* Provided records
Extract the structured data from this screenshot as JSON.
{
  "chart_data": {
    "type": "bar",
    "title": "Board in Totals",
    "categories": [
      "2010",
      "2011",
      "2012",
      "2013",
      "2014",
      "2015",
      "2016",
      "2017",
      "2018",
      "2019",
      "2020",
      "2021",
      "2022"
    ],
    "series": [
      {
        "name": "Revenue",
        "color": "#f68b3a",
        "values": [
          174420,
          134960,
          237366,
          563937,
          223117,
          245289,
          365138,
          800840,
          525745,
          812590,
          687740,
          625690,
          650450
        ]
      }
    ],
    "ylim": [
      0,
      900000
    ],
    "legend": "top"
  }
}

* Job
Write out the entries in full, exactly as given.

* Finished task
Extract the structured data from this screenshot as JSON.
{
  "chart_data": {
    "type": "bar",
    "title": "Board in Totals",
    "categories": [
      "2010",
      "2011",
      "2012",
      "2013",
      "2014",
      "2015",
      "2016",
      "2017",
      "2018",
      "2019",
      "2020",
      "2021",
      "2022"
    ],
    "series": [
      {
        "name": "Revenue",
        "color": "#f68b3a",
        "values": [
          174420,
          134960,
          237366,
          563937,
          223117,
          245289,
          365138,
          800840,
          525745,
          812590,
          687740,
          625690,
          650450
        ]
      }
    ],
    "ylim": [
      0,
      900000
    ],
    "legend": "top"
  }
}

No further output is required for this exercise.